Stated goal:
Give the entries again exactly, every one of them.

(Data entries)
[Start]

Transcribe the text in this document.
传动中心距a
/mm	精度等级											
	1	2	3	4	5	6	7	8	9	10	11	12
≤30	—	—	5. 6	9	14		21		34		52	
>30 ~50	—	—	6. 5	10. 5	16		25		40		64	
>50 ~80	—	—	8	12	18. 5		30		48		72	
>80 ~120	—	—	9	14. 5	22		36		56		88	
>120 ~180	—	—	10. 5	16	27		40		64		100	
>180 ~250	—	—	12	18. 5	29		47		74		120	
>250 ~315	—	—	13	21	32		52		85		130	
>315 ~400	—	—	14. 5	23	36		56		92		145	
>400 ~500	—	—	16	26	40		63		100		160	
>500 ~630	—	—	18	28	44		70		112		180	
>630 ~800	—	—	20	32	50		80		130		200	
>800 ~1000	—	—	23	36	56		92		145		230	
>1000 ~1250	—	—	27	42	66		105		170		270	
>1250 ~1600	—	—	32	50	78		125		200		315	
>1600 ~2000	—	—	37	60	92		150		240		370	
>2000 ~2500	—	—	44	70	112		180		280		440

[End]

Exercise output:
Transcribe the text in this document.
传动中心距a
/mm	精度等级											
	1	2	3	4	5	6	7	8	9	10	11	12
≤30	—	—	5. 6	9	14		21		34		52	
>30 ~50	—	—	6. 5	10. 5	16		25		40		64	
>50 ~80	—	—	8	12	18. 5		30		48		72	
>80 ~120	—	—	9	14. 5	22		36		56		88	
>120 ~180	—	—	10. 5	16	27		40		64		100	
>180 ~250	—	—	12	18. 5	29		47		74		120	
>250 ~315	—	—	13	21	32		52		85		130	
>315 ~400	—	—	14. 5	23	36		56		92		145	
>400 ~500	—	—	16	26	40		63		100		160	
>500 ~630	—	—	18	28	44		70		112		180	
>630 ~800	—	—	20	32	50		80		130		200	
>800 ~1000	—	—	23	36	56		92		145		230	
>1000 ~1250	—	—	27	42	66		105		170		270	
>1250 ~1600	—	—	32	50	78		125		200		315	
>1600 ~2000	—	—	37	60	92		150		240		370	
>2000 ~2500	—	—	44	70	112		180		280		440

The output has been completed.